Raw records
"""

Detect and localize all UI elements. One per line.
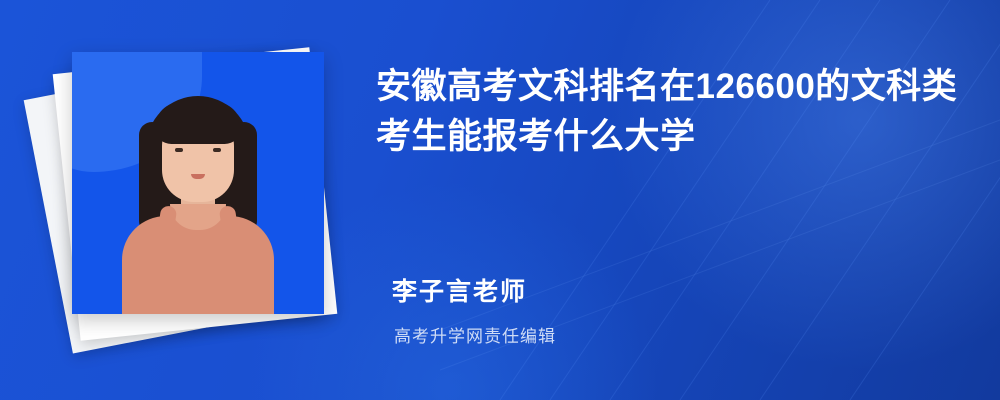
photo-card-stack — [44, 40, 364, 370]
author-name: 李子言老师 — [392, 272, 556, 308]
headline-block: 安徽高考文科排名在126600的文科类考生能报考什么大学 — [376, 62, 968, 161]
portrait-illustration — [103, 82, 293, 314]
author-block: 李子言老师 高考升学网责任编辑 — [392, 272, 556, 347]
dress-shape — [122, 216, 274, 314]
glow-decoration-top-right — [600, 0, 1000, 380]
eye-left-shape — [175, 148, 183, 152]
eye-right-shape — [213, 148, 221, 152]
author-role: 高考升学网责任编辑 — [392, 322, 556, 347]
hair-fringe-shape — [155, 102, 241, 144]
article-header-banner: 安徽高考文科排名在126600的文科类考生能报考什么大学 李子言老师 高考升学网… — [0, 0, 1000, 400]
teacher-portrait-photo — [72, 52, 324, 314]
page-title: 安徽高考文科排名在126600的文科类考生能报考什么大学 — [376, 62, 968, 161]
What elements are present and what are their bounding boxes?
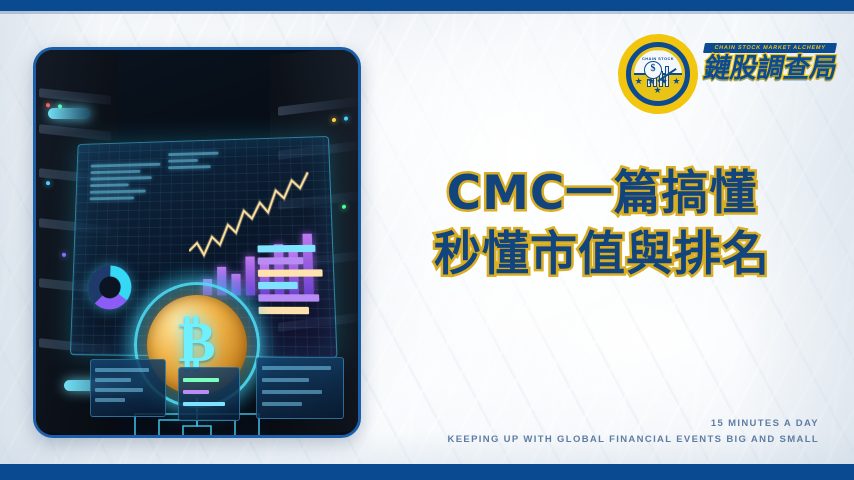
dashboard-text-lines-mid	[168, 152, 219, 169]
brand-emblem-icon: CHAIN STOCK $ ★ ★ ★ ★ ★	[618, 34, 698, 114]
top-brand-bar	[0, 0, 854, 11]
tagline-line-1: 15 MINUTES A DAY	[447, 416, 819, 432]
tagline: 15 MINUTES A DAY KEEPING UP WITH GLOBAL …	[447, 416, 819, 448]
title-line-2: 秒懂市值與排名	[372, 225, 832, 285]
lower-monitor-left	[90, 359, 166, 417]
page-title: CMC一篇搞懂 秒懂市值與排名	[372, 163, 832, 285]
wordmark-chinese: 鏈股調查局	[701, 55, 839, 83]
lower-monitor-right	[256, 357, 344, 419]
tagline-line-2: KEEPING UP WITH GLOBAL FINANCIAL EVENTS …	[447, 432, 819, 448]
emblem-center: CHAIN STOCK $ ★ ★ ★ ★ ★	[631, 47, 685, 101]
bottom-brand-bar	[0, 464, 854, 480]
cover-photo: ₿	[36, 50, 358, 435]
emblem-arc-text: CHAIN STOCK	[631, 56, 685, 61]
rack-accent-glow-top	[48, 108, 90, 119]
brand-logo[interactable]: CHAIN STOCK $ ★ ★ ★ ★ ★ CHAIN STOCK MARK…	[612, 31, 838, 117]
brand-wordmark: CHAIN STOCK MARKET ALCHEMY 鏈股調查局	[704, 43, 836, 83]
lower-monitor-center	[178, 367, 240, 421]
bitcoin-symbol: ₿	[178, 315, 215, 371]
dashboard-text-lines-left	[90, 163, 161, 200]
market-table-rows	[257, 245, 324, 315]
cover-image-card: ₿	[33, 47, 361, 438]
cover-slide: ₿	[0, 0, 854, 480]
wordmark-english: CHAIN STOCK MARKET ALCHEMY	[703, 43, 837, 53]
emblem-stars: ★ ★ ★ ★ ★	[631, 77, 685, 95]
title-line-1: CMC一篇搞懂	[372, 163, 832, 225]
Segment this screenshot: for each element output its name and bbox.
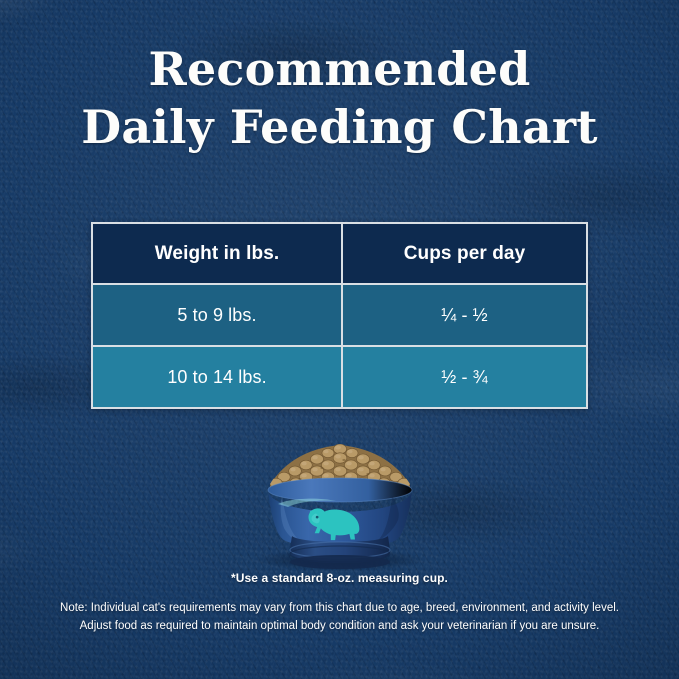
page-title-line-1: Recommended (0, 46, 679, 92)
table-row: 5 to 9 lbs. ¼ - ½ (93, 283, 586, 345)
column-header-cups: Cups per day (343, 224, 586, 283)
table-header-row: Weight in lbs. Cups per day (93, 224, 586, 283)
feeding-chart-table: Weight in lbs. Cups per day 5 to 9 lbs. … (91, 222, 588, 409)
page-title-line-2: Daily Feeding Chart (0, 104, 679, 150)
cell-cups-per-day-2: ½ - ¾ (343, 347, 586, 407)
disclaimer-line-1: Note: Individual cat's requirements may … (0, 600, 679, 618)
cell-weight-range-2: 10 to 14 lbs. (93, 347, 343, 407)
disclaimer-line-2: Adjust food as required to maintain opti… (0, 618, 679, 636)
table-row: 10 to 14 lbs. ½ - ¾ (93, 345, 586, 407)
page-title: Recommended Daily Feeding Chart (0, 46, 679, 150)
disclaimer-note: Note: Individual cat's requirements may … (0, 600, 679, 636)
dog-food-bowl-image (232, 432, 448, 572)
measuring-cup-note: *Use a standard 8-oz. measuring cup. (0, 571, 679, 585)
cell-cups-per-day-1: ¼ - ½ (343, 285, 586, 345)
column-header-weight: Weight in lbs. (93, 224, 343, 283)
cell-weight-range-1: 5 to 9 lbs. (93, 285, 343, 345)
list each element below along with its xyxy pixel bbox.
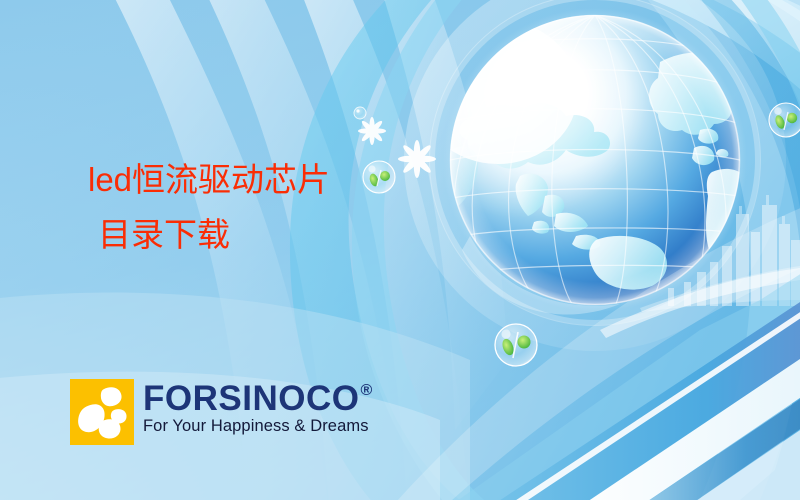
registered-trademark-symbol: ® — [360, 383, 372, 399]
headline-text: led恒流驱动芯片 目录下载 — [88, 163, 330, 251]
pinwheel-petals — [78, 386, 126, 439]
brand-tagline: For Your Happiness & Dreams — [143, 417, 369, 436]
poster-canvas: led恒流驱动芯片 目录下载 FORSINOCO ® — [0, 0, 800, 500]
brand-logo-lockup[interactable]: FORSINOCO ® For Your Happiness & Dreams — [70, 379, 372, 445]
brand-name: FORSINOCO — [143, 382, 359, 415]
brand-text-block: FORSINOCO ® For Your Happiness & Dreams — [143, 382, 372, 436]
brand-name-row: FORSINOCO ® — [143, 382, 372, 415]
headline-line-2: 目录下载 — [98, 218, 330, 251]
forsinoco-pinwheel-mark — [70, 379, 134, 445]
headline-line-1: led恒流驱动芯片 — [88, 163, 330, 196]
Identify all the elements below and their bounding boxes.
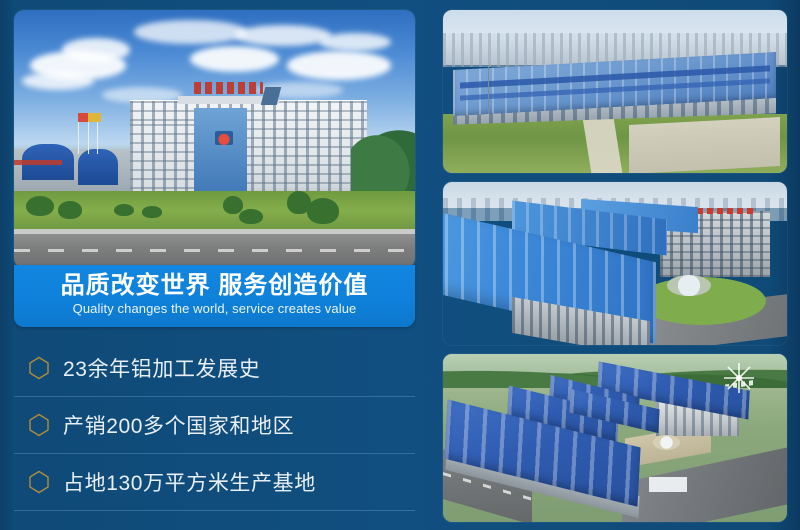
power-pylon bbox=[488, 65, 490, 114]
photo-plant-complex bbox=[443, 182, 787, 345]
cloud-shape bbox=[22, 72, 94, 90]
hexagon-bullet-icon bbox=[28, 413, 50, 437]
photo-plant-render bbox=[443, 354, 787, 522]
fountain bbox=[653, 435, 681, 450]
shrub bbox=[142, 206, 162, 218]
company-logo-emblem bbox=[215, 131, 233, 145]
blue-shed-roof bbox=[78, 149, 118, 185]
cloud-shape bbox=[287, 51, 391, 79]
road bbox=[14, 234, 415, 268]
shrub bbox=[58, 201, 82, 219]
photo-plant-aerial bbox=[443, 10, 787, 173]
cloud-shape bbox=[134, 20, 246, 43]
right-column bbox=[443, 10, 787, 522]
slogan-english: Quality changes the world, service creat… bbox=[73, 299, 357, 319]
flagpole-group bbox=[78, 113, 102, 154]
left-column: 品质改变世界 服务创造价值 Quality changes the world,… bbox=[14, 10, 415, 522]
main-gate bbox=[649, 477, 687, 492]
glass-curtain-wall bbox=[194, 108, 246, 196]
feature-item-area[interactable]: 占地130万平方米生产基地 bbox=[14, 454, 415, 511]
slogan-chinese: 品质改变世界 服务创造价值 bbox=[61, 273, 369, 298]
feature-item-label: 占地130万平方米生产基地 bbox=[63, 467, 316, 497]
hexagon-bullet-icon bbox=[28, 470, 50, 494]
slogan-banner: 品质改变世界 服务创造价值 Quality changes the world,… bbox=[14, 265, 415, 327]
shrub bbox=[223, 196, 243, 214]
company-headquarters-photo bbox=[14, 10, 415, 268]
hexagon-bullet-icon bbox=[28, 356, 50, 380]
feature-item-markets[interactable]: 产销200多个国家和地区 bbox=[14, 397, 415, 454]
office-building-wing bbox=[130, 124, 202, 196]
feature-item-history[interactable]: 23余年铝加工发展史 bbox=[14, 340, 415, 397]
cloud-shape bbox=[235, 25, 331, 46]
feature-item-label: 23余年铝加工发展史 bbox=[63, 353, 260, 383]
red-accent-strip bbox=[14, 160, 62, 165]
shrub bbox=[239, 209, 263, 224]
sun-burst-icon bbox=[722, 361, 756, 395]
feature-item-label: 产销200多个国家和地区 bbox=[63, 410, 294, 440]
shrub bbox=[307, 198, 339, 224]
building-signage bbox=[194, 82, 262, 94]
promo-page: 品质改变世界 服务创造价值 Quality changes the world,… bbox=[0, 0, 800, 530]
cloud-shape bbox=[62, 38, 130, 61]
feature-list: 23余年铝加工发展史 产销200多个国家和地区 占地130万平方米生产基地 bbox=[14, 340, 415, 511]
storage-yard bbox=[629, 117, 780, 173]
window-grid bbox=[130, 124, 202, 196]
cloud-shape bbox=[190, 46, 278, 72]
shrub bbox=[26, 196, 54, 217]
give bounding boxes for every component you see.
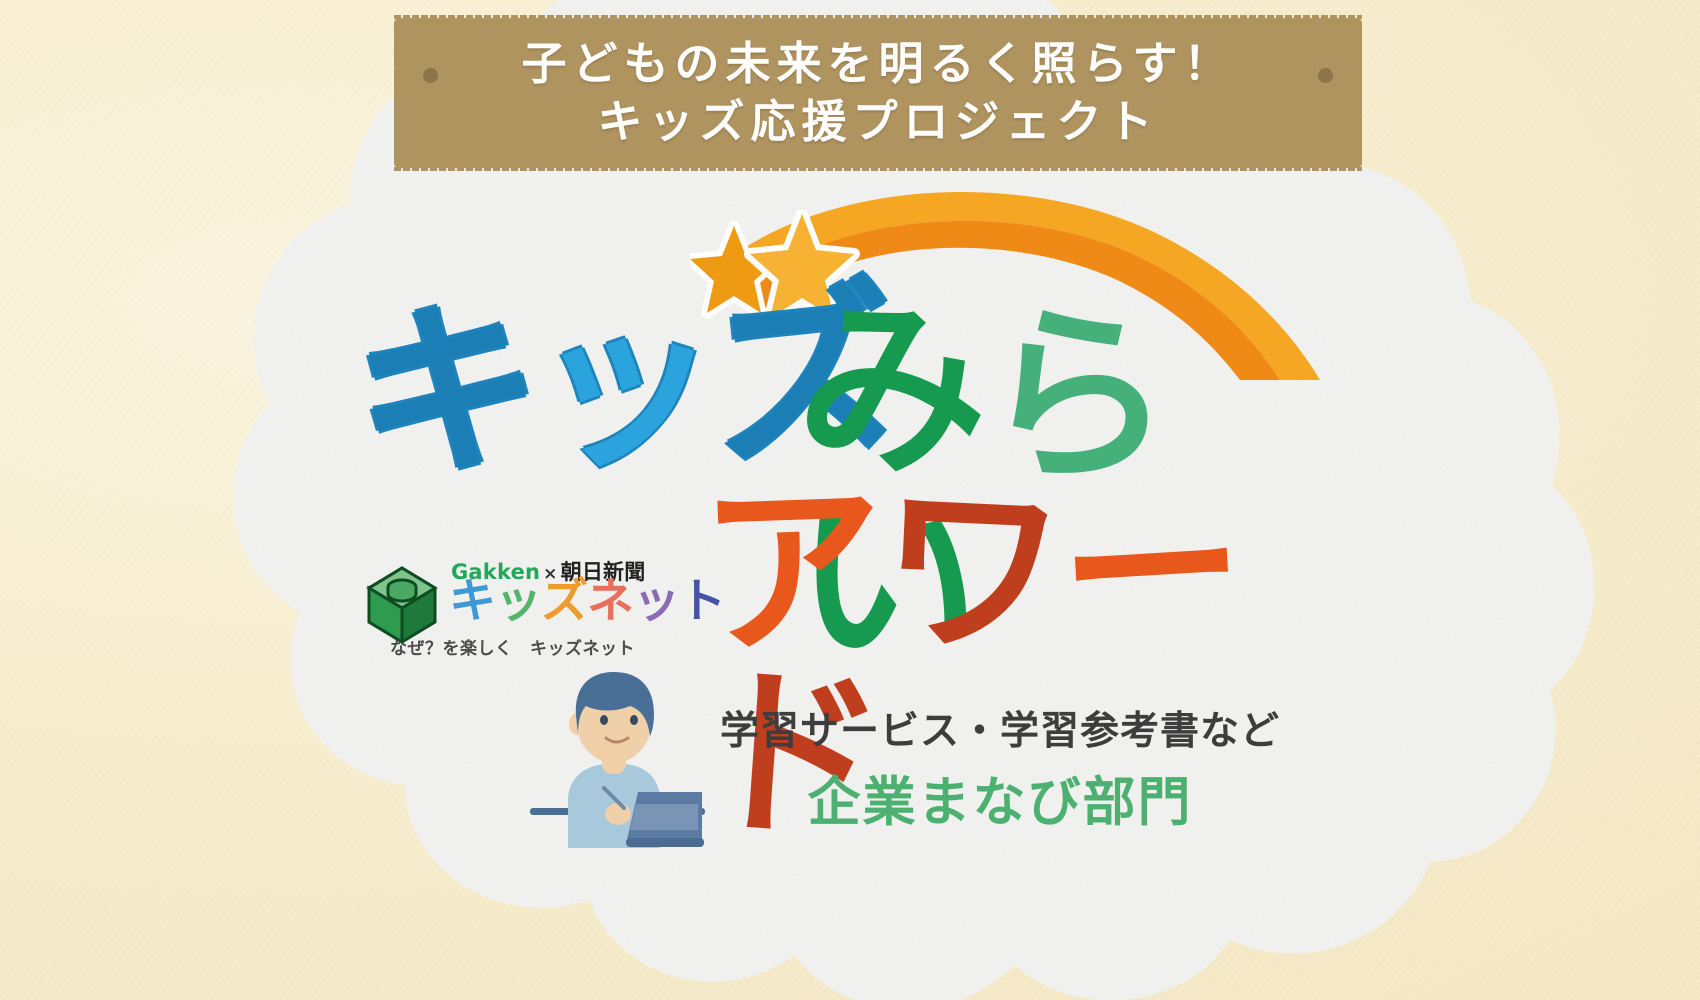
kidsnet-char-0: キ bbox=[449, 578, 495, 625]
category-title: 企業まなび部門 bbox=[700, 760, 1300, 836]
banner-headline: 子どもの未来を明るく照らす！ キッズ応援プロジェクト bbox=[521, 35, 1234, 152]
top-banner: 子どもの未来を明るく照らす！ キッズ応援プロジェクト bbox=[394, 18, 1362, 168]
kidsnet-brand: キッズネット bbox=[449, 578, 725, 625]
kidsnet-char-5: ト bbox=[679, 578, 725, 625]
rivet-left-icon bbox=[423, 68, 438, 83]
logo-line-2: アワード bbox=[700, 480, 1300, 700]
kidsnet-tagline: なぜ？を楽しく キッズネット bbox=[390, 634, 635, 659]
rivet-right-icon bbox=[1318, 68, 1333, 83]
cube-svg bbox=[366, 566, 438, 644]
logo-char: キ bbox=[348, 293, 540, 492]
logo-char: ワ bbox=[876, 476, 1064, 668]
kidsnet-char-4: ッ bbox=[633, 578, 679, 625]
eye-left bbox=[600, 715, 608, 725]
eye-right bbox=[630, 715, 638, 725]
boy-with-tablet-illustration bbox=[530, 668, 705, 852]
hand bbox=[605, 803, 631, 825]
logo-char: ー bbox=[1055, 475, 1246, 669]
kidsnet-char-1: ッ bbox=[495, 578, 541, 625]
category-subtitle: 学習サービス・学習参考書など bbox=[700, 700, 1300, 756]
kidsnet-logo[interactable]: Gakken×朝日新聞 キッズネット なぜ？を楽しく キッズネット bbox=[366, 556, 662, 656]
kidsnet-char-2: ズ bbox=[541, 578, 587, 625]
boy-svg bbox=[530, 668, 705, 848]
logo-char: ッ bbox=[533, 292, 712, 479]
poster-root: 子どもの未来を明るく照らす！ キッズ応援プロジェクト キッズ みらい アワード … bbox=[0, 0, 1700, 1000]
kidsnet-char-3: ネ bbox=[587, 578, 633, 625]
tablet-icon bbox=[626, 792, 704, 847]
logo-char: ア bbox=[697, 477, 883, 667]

"""

What is being asked
Print the lines from the one containing "kidsnet-char-0: キ bbox=[449, 578, 495, 625]" through the one containing "kidsnet-char-1: ッ bbox=[495, 578, 541, 625]", including both of those lines, reproducing each one verbatim.

Output of the exercise
kidsnet-char-0: キ bbox=[449, 578, 495, 625]
category-title: 企業まなび部門 bbox=[700, 760, 1300, 836]
banner-headline: 子どもの未来を明るく照らす！ キッズ応援プロジェクト bbox=[521, 35, 1234, 152]
top-banner: 子どもの未来を明るく照らす！ キッズ応援プロジェクト bbox=[394, 18, 1362, 168]
kidsnet-brand: キッズネット bbox=[449, 578, 725, 625]
kidsnet-char-5: ト bbox=[679, 578, 725, 625]
rivet-left-icon bbox=[423, 68, 438, 83]
logo-line-2: アワード bbox=[700, 480, 1300, 700]
kidsnet-tagline: なぜ？を楽しく キッズネット bbox=[390, 634, 635, 659]
rivet-right-icon bbox=[1318, 68, 1333, 83]
cube-svg bbox=[366, 566, 438, 644]
logo-char: キ bbox=[348, 293, 540, 492]
logo-char: ワ bbox=[876, 476, 1064, 668]
kidsnet-char-4: ッ bbox=[633, 578, 679, 625]
eye-left bbox=[600, 715, 608, 725]
eye-right bbox=[630, 715, 638, 725]
boy-with-tablet-illustration bbox=[530, 668, 705, 852]
hand bbox=[605, 803, 631, 825]
logo-char: ー bbox=[1055, 475, 1246, 669]
kidsnet-char-1: ッ bbox=[495, 578, 541, 625]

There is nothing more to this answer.